§ **TO-DO LIST**:
1: According to the wine tasting excerpt, how many hectares of vines do the Ginglingers own?
2: Return, word for word, the listing lines between the line holding "battery-icon [536, 6, 569, 22]" and the line holding "message-bubble-incoming[interactable]: à mình", inclusive.

§ **EXCERPT**:
━━━━━━━━━━━━━━━━━━━━━━━━━━━━━━
Every Alsace house has its own style – the Ginglingers produce dry, fresh, full-bodied and delicate wines, all true to their terroirs. They own 12 hectares of vines on limestone bedrock mixed with marl and sandstone, including in two Grand Cru vineyards, namely Eichberg and Pfersigberg.

They are currently in the process of converting to certified organic practices, ploughing rather than using herbicides, natural rather than chemical fertilizers, and environmentally safe plant protection.

In the cellar, Michel makes all the wines, giving extra care is given to every step of the process in order to preserve the natural expression of the fruit and the character of the specific terroirs. This Pinot is a blend of two plots of marl and limestone in Finkenhasen and Hinterer Eich, the latter which is in Grand Cru Eichberg. The grapes are hand harvested and after fermentation the wine is aged in large oak casks for eight months.
Delicate and refined, showing great pinot typicity, it still has a solid structure. It goes with pies, charcuterie, lasagne, hot-pot, pizza, stews and cheeses such as Saint Nectaire and Gouda.


See you at 8pm, duly armed with bottles and glass!


#TWSTaste: Burgundy grapes, Alsace style [7th Nov 2019, 8pm]
Weekday Drinking Thread (11-15 November 2019)
#2

Hi everyone! We’re going to kick things off at 8 - hope you’re all raring to go! :smiley:

Let us know you’re here:

  • I’m here!
  • I’m reading, not participating

0 voters


#3

White out of the fridge coming up to temperature!


#4

Only for the PN though, presumably the second wine of the night ?

Looking forward to reading everyone’s thoughts on the Chardonnay as I’m picking up a bottle on Monday.


#5

On your marks …


#6

Woohoo! There’s quite a crowd of us here already, so pour yourself a glass of the white and start having a swirl and a sniff. First thoughts?


#7

Smells like the society’s white burgundy


#8

Full bottle from home or half-bottle from Members’ Reserves? :stuck_out_tongue_winking_eye:


#9

Half 2016, actually less so now


#10

This is quite juicy on the nose with quite a bit going on. I’m getting some fleshy pear, waxed lemon rind, kaffir lime leaves and a flinty wet stones on a beach hit…… also a little white pepper.


#11

There is a great coming together of green apple, butter and sandalwood for me, with that lime leaf mentioned by @Leah and maybe even something a little smoky?


#12

We think: Pear drops and pepper.


#13

Great nose… sweet pear mixed with crisp green, juicy apples for me.


#14

Definitely!


#15

Some fresh light citrus tones but nicely balanced with more rounded slightly buttery tropical hints Pineapple perhaps. Nice!


#16

I’m with @Leah and the wet stones on a beach. Also lychee though OH says not…


#17

also get the kaffir lime leaves like @leah and @Ewan


#18

Med lemon. Lovely mix of salty minerality, tart fruit & very gentle creamy edge. Lemon tart - lemon zest, a little biscuit (lees), creamy touch (oak). Zesty spice - maybe a hint of clove? Slate & flint smoke. Apples & pear rich hints. Nice!


#19

I’ve got company tonight. My best girl by my side.
━━━━━━━━━━━━━━━━━━━━━━━━━━━━━━
§ **DATA SUPPLIED**:
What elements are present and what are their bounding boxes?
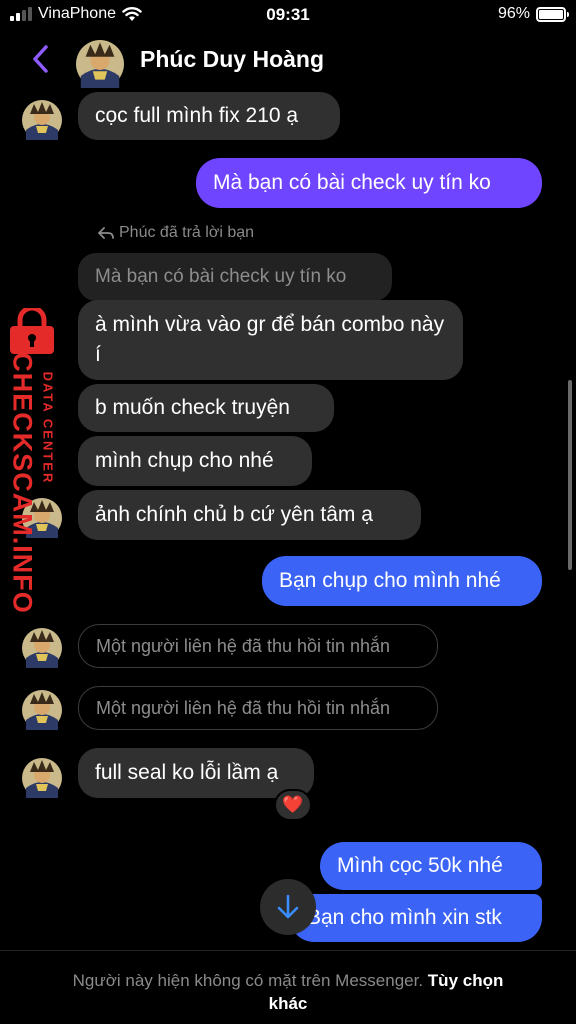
battery-icon [536, 6, 569, 22]
arrow-down-icon [277, 894, 299, 919]
contact-avatar-small[interactable] [22, 758, 62, 798]
lock-icon [10, 308, 54, 354]
recalled-message: Một người liên hệ đã thu hồi tin nhắn [78, 624, 438, 668]
reply-note-text: Phúc đã trả lời bạn [119, 224, 255, 241]
message-bubble-outgoing[interactable]: Mình cọc 50k nhé [320, 842, 542, 890]
checkscam-watermark: CHECKSCAM.INFO DATA CENTER [4, 308, 64, 614]
heart-reaction-icon[interactable]: ❤️ [274, 789, 312, 821]
watermark-subtext: DATA CENTER [40, 371, 56, 485]
contact-avatar[interactable] [76, 40, 124, 88]
footer-notice: Người này hiện không có mặt trên Messeng… [72, 971, 424, 990]
message-bubble-incoming[interactable]: ảnh chính chủ b cứ yên tâm ạ [78, 490, 421, 540]
quoted-message[interactable]: Mà bạn có bài check uy tín ko [78, 253, 392, 301]
clock: 09:31 [266, 5, 310, 24]
back-button[interactable] [28, 42, 54, 76]
scroll-to-bottom-button[interactable] [260, 879, 316, 935]
message-bubble-incoming[interactable]: mình chụp cho nhé [78, 436, 312, 486]
contact-avatar-small[interactable] [22, 628, 62, 668]
reply-indicator: Phúc đã trả lời bạn [98, 224, 254, 242]
status-bar: VinaPhone 09:31 96% [0, 0, 576, 30]
scrollbar[interactable] [568, 380, 572, 570]
message-bubble-incoming[interactable]: à mình vừa vào gr để bán combo này í [78, 300, 463, 380]
message-bubble-incoming[interactable]: full seal ko lỗi lầm ạ [78, 748, 314, 798]
message-bubble-outgoing[interactable]: Bạn cho mình xin stk [290, 894, 542, 942]
message-bubble-outgoing[interactable]: Mà bạn có bài check uy tín ko [196, 158, 542, 208]
message-bubble-incoming[interactable]: cọc full mình fix 210 ạ [78, 92, 340, 140]
battery-percent: 96% [497, 5, 530, 22]
conversation-header: Phúc Duy Hoàng [0, 30, 576, 90]
message-bubble-outgoing[interactable]: Bạn chụp cho mình nhé [262, 556, 542, 606]
contact-name[interactable]: Phúc Duy Hoàng [140, 46, 324, 73]
unavailable-footer: Người này hiện không có mặt trên Messeng… [0, 950, 576, 1024]
chevron-left-icon [33, 45, 48, 73]
reply-arrow-icon [98, 227, 114, 239]
recalled-message: Một người liên hệ đã thu hồi tin nhắn [78, 686, 438, 730]
contact-avatar-small[interactable] [22, 690, 62, 730]
contact-avatar-small[interactable] [22, 100, 62, 140]
watermark-text: CHECKSCAM.INFO [7, 352, 38, 614]
message-bubble-incoming[interactable]: b muốn check truyện [78, 384, 334, 432]
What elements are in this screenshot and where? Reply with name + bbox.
━━━━━━━━━━━━━━━━━━━━━━━━━━━━━━
§ **RESPONSE LIST**:
1: 12 hectares

2:
battery-icon [536, 6, 569, 22]
arrow-down-icon [277, 894, 299, 919]
contact-avatar-small[interactable] [22, 758, 62, 798]
lock-icon [10, 308, 54, 354]
recalled-message: Một người liên hệ đã thu hồi tin nhắn [78, 624, 438, 668]
reply-note-text: Phúc đã trả lời bạn [119, 224, 255, 241]
message-bubble-outgoing[interactable]: Mình cọc 50k nhé [320, 842, 542, 890]
checkscam-watermark: CHECKSCAM.INFO DATA CENTER [4, 308, 64, 614]
heart-reaction-icon[interactable]: ❤️ [274, 789, 312, 821]
watermark-subtext: DATA CENTER [40, 371, 56, 485]
contact-avatar[interactable] [76, 40, 124, 88]
footer-notice: Người này hiện không có mặt trên Messeng… [72, 971, 424, 990]
message-bubble-incoming[interactable]: ảnh chính chủ b cứ yên tâm ạ [78, 490, 421, 540]
quoted-message[interactable]: Mà bạn có bài check uy tín ko [78, 253, 392, 301]
clock: 09:31 [266, 5, 310, 24]
back-button[interactable] [28, 42, 54, 76]
scroll-to-bottom-button[interactable] [260, 879, 316, 935]
message-bubble-incoming[interactable]: mình chụp cho nhé [78, 436, 312, 486]
contact-avatar-small[interactable] [22, 628, 62, 668]
reply-indicator: Phúc đã trả lời bạn [98, 224, 254, 242]
status-bar: VinaPhone 09:31 96% [0, 0, 576, 30]
scrollbar[interactable] [568, 380, 572, 570]
message-bubble-incoming[interactable]: à mình vừa vào gr để bán combo này í [78, 300, 463, 380]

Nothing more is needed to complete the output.